[WHAT IS NEEDED] In the recipe, transcribe word for word the passage from "Stick the cloves" up to and including "meat is tender.".

1 corned brisket, approximately 3 lbs
1 onion
4 cloves
2 bay leaves
8 – 10 whole black peppercorns
1 small cabbage

for the dumplings:
1 small onion, finely chopped
small bunch of parsley, chopped
1 cup self-rising flour (which see below)
2 oz grated chilled shortening or margarine
salt and ground black pepper

Soak the meat in cold water, if necessary, for several hours or overnight. When ready to cook, drain the meat and put it into a large heavy pan or flameproof casserole. Cover with fresh cold water.

Stick the cloves into the onion and add it to the pan, with the bay leaves and peppercorns. Bring slowly to a boil, cover, and simmer for 2 hours, or until the meat is tender.

Meanwhile, make the dumplings:
Mix the onion and parsley with the flour, shortening, and seasoning, and then add just enough water to make a soft, but not too sticky, dough. Dust your hands with a little flour and shape the dough into 12 small dumplings.

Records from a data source
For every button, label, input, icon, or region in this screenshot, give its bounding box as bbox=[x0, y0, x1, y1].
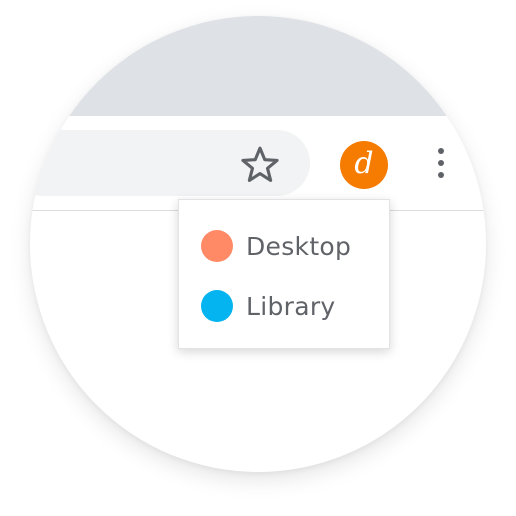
dropdown-item-desktop[interactable]: Desktop bbox=[201, 228, 351, 264]
dropdown-item-label: Library bbox=[246, 291, 336, 321]
magnifier-circle: d Desktop Library bbox=[30, 16, 486, 472]
dropdown-item-library[interactable]: Library bbox=[201, 288, 336, 324]
star-icon[interactable] bbox=[238, 143, 282, 187]
profile-avatar-button[interactable]: d bbox=[340, 141, 388, 189]
library-dot-icon bbox=[201, 290, 233, 322]
extension-dropdown-menu: Desktop Library bbox=[178, 199, 390, 349]
desktop-dot-icon bbox=[201, 230, 233, 262]
browser-toolbar bbox=[30, 116, 486, 211]
magnified-view: d Desktop Library bbox=[0, 0, 516, 516]
more-vert-icon[interactable] bbox=[434, 144, 448, 184]
tab-strip bbox=[30, 16, 486, 116]
dropdown-item-label: Desktop bbox=[246, 231, 352, 261]
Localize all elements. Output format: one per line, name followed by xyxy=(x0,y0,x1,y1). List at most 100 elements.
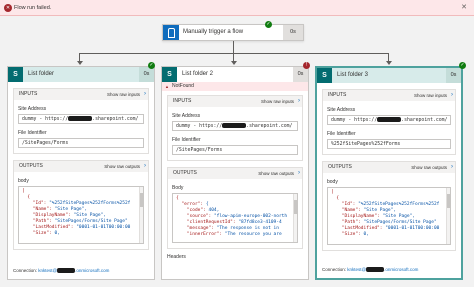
show-raw-inputs-link[interactable]: Show raw inputs xyxy=(414,90,447,101)
site-suffix: .sharepoint.com/ xyxy=(246,124,293,129)
manual-trigger-icon xyxy=(163,25,179,40)
file-identifier-value: /SitePages/Forms xyxy=(172,145,298,155)
json-key: "message": xyxy=(176,226,217,231)
show-raw-inputs-link[interactable]: Show raw inputs xyxy=(261,96,294,107)
chevron-right-icon[interactable]: › xyxy=(298,168,300,179)
success-icon: ✓ xyxy=(148,62,155,69)
inputs-header: INPUTS Show raw inputs › xyxy=(168,96,302,107)
inputs-header: INPUTS Show raw inputs › xyxy=(14,89,148,100)
json-value: "0001-01-01T00:00:00 xyxy=(385,226,440,231)
card-header[interactable]: List folder 2 0s xyxy=(162,67,308,82)
scrollbar[interactable] xyxy=(293,194,297,242)
json-key: "error": xyxy=(176,202,206,207)
json-value: "The response is not in xyxy=(216,226,279,231)
json-value: "The resource you are xyxy=(224,232,282,237)
success-icon: ✓ xyxy=(265,21,272,28)
json-value: "Site Page", xyxy=(363,208,397,213)
inputs-section: INPUTS Show raw inputs › Site Address du… xyxy=(13,88,149,154)
arrow-down-icon xyxy=(386,61,392,65)
site-suffix: .sharepoint.com/ xyxy=(92,117,139,122)
json-key: [ xyxy=(22,189,25,194)
card-duration: 0s xyxy=(446,68,461,83)
json-key: "DisplayName": xyxy=(331,214,383,219)
action-card-list-folder-3[interactable]: List folder 3 0s INPUTS Show raw inputs … xyxy=(315,66,463,280)
chevron-right-icon[interactable]: › xyxy=(298,96,300,107)
chevron-right-icon[interactable]: › xyxy=(144,161,146,172)
json-value: "SitePages/Forms/Site Page" xyxy=(54,219,128,224)
headers-label: Headers xyxy=(167,254,186,260)
site-address-label: Site Address xyxy=(172,113,201,119)
chevron-right-icon[interactable]: › xyxy=(451,90,453,101)
section-title: OUTPUTS xyxy=(19,163,43,169)
section-title: INPUTS xyxy=(19,91,38,97)
json-key: "source": xyxy=(176,214,214,219)
card-header[interactable]: List folder 3 0s xyxy=(317,68,461,83)
action-card-list-folder-2[interactable]: List folder 2 0s NotFound INPUTS Show ra… xyxy=(161,66,309,280)
file-identifier-value: %252fSitePages%252fForms xyxy=(327,139,451,149)
json-key: "Id": xyxy=(331,202,359,207)
json-key: "Id": xyxy=(22,201,50,206)
connection-user[interactable]: knktest@ xyxy=(38,268,57,273)
json-key: "Size": xyxy=(331,232,364,237)
trigger-step[interactable]: Manually trigger a flow ✓ 0s xyxy=(162,21,304,41)
connection-label: Connection: xyxy=(322,266,347,272)
chevron-right-icon[interactable]: › xyxy=(451,162,453,173)
connector-line xyxy=(233,41,234,53)
show-raw-inputs-link[interactable]: Show raw inputs xyxy=(107,89,140,100)
body-json-viewer[interactable]: { "error": { "code": 404, "source": "flo… xyxy=(172,193,298,243)
redacted-block xyxy=(377,117,402,122)
body-label: body xyxy=(327,179,338,185)
card-header[interactable]: List folder 0s xyxy=(8,67,154,82)
error-icon: ! xyxy=(303,62,310,69)
site-address-value: dummy - https:// .sharepoint.com/ xyxy=(172,121,298,131)
sharepoint-icon xyxy=(162,67,177,82)
sharepoint-icon xyxy=(317,68,332,83)
scrollbar[interactable] xyxy=(139,187,143,243)
connection-domain[interactable]: .onmicrosoft.com xyxy=(384,267,418,272)
outputs-section: OUTPUTS Show raw outputs › body [ { "Id"… xyxy=(322,161,456,251)
arrow-down-icon xyxy=(77,61,83,65)
code-line: "Size": 0, xyxy=(331,232,450,238)
inputs-section: INPUTS Show raw inputs › Site Address du… xyxy=(167,95,303,161)
json-key: "LastModified": xyxy=(331,226,386,231)
chevron-right-icon[interactable]: › xyxy=(144,89,146,100)
connection-domain[interactable]: .onmicrosoft.com xyxy=(75,268,109,273)
json-key: "clientRequestId": xyxy=(176,220,239,225)
redacted-block xyxy=(57,268,76,273)
action-card-list-folder[interactable]: List folder 0s INPUTS Show raw inputs › … xyxy=(7,66,155,280)
scrollbar[interactable] xyxy=(446,188,450,244)
json-key: "innerError": xyxy=(176,232,225,237)
outputs-section: OUTPUTS Show raw outputs › body [ { "Id"… xyxy=(13,160,149,250)
json-value: "0001-01-01T00:00:00 xyxy=(76,225,131,230)
close-icon[interactable]: ✕ xyxy=(457,0,471,16)
code-line: "Size": 0, xyxy=(22,231,143,237)
trigger-title: Manually trigger a flow xyxy=(183,29,244,35)
show-raw-outputs-link[interactable]: Show raw outputs xyxy=(104,161,140,172)
connector-line xyxy=(233,53,234,61)
connection-user[interactable]: knktest@ xyxy=(347,267,366,272)
outputs-section: OUTPUTS Show raw outputs › Body { "error… xyxy=(167,167,303,249)
json-key: [ xyxy=(331,190,334,195)
card-duration: 0s xyxy=(293,67,308,82)
file-identifier-label: File Identifier xyxy=(18,130,47,136)
outputs-header: OUTPUTS Show raw outputs › xyxy=(323,162,455,173)
redacted-block xyxy=(366,267,385,272)
body-json-viewer[interactable]: [ { "Id": "%252fSitePages%252fForms%252f… xyxy=(327,187,451,245)
connection-info: Connection: knktest@ .onmicrosoft.com xyxy=(322,267,418,272)
connection-info: Connection: knktest@ .onmicrosoft.com xyxy=(13,268,109,273)
json-value: "%252fSitePages%252fForms%252f xyxy=(49,201,131,206)
site-suffix: .sharepoint.com/ xyxy=(401,118,448,123)
json-value: "%252fSitePages%252fForms%252f xyxy=(358,202,440,207)
inputs-header: INPUTS Show raw inputs › xyxy=(323,90,455,101)
json-key: "code": xyxy=(176,208,209,213)
json-value: "Site Page", xyxy=(382,214,415,219)
site-prefix: dummy - https:// xyxy=(176,124,223,129)
outputs-header: OUTPUTS Show raw outputs › xyxy=(168,168,302,179)
trigger-duration: 0s xyxy=(283,25,303,40)
body-json-viewer[interactable]: [ { "Id": "%252fSitePages%252fForms%252f… xyxy=(18,186,144,244)
json-value: "flow-apim-europe-002-north xyxy=(213,214,288,219)
show-raw-outputs-link[interactable]: Show raw outputs xyxy=(411,162,447,173)
show-raw-outputs-link[interactable]: Show raw outputs xyxy=(258,168,294,179)
site-address-value: dummy - https:// .sharepoint.com/ xyxy=(327,115,451,125)
section-title: OUTPUTS xyxy=(328,164,352,170)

[PROBLEM SOLUTION]
Stick the cloves into the onion and add it to the pan, with the bay leaves and peppercorns. Bring slowly to a boil, cover, and simmer for 2 hours, or until the meat is tender.